SUPPLIED PASSAGE:
· · ·

Gov. Lee takes one step toward arbitrary power — limiting the size of gatherings by edict: “Persons shall not participate in social gatherings of ten (10) or more people.” He also bans operation of gyms and eat-in areas of restaurants.

The Lee ban on gatherings of 10 or more people implicates the bill of rights, and would make impossible people getting together to exercise rights of free speech, religious worship, charitable activity or organizing for petitions for redress of grievances. If not allowed to expire, such provisions are the heart of any modern police state.

“I recommend that the governor make sure his executive orders are in line with the Tennessee Constitution before he executes them,” says Jim Poe of Springville, Tenn., a Christian activist. “This has specific reference to limiting ‘social gatherings’ to 10 or more people, especially as it relates to public gatherings to worship.”

He cites the bill of rights, section 3, “That all men have a natural and indefeasible right to worship Almighty God according to the dictates of their own conscience; *** that no human authority can, in any case whatever, control or interfere with the rights of conscience; and that no preference shall ever be given, by law, to any religious establishment or mode of worship” and section 23 that holds “the citizens have a right, in a peaceable manner, to assemble together for their common good, to instruct their representatives, and to apply to those invested with the powers of government for redress of grievances, or other proper purposes, by address or remonstrance.”

Commerce — origin of state civil power

The only way the state today can touch an individual and make a claim upon him is through its privilege enforcement system. In other words, the state has nothing to do with you, an ordinary person, nor you with it, apart from a single important fact.

· · ·

DATASET ROWS:

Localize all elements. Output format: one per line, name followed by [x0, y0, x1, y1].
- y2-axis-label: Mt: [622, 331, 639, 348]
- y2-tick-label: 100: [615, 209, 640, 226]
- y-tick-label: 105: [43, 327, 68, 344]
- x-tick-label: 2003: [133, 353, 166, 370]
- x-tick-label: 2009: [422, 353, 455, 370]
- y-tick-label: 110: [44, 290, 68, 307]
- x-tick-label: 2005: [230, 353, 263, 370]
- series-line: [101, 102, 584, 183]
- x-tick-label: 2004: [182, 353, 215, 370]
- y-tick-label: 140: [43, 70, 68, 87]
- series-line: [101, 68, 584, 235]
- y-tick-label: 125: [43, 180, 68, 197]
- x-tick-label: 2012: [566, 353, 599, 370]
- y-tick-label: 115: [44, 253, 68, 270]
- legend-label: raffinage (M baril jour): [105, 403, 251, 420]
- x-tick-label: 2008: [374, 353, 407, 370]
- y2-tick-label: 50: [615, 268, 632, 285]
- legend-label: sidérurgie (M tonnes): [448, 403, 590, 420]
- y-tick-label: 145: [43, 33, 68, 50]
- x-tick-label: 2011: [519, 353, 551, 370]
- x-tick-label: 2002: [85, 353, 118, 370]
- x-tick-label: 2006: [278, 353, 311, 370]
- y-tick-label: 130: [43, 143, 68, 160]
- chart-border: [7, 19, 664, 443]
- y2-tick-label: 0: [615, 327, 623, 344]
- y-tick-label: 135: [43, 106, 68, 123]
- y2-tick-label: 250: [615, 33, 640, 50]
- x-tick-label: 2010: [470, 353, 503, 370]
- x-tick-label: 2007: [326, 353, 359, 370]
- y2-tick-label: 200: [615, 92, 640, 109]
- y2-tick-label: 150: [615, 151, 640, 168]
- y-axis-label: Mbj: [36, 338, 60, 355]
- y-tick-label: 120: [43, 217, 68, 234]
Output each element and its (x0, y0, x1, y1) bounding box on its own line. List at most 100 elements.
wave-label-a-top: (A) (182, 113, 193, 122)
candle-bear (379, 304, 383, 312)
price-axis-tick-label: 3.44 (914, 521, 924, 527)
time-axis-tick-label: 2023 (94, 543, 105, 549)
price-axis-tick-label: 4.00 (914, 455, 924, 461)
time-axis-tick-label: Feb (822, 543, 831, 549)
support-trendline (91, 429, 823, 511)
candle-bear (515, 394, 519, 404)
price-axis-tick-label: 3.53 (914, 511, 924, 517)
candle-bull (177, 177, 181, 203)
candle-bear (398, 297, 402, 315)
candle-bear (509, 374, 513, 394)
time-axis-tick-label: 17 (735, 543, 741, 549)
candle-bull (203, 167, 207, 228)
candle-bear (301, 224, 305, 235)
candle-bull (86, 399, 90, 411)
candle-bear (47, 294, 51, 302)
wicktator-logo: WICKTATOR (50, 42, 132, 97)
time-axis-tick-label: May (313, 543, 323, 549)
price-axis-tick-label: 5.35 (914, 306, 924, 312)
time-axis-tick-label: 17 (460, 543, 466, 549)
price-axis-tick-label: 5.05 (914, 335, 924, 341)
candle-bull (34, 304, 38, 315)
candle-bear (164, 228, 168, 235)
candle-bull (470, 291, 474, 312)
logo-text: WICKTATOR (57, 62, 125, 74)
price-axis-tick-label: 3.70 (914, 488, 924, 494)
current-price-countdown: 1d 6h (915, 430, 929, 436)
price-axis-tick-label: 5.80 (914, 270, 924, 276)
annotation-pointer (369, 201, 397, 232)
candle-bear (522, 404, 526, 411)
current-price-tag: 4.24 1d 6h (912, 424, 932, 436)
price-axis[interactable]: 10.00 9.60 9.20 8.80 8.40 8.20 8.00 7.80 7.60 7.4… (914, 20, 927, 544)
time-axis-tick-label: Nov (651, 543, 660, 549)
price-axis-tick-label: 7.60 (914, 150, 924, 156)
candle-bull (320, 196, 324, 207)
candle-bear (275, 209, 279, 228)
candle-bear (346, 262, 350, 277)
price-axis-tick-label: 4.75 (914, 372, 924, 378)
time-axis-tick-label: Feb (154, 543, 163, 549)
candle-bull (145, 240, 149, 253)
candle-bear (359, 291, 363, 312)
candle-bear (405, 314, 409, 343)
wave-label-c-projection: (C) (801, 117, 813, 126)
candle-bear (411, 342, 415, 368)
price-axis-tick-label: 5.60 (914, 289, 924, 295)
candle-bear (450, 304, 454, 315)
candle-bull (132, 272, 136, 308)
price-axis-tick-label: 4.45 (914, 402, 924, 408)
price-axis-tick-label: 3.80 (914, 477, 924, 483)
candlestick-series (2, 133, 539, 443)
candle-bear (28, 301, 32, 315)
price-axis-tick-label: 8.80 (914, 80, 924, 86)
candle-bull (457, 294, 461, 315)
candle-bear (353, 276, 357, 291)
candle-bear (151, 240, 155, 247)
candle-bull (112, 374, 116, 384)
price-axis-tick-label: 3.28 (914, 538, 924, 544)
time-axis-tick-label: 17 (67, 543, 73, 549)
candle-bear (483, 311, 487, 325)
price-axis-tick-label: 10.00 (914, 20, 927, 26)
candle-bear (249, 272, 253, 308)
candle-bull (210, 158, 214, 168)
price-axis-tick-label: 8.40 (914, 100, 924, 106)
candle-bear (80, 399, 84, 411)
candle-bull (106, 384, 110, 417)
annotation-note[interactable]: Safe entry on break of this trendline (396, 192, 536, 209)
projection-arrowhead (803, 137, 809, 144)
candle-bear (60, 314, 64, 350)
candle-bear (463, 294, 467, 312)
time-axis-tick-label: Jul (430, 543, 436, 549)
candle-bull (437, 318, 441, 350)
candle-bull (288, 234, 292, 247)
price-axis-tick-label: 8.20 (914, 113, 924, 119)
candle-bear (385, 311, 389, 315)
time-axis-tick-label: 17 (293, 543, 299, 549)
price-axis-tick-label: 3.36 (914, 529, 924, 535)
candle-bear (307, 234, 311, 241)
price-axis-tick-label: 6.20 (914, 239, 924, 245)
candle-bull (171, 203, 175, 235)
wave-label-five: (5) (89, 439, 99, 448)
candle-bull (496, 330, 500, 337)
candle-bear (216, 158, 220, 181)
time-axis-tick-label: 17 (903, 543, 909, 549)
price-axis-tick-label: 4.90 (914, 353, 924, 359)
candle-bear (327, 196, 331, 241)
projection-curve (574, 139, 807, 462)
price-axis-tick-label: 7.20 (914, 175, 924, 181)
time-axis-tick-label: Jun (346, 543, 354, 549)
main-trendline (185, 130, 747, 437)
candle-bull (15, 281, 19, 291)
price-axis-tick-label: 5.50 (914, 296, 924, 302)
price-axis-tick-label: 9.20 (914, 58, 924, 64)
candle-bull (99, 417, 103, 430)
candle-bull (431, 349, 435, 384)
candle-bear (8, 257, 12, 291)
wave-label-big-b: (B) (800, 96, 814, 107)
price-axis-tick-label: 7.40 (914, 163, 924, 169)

· · ·

TASK BRIEF: From the passage on Governor Lee's gathering ban, extract the wording verbatim from "The Lee ban" up to and including "modern police state.".

EXERCISE RESPONSE:
The Lee ban on gatherings of 10 or more people implicates the bill of rights, and would make impossible people getting together to exercise rights of free speech, religious worship, charitable activity or organizing for petitions for redress of grievances. If not allowed to expire, such provisions are the heart of any modern police state.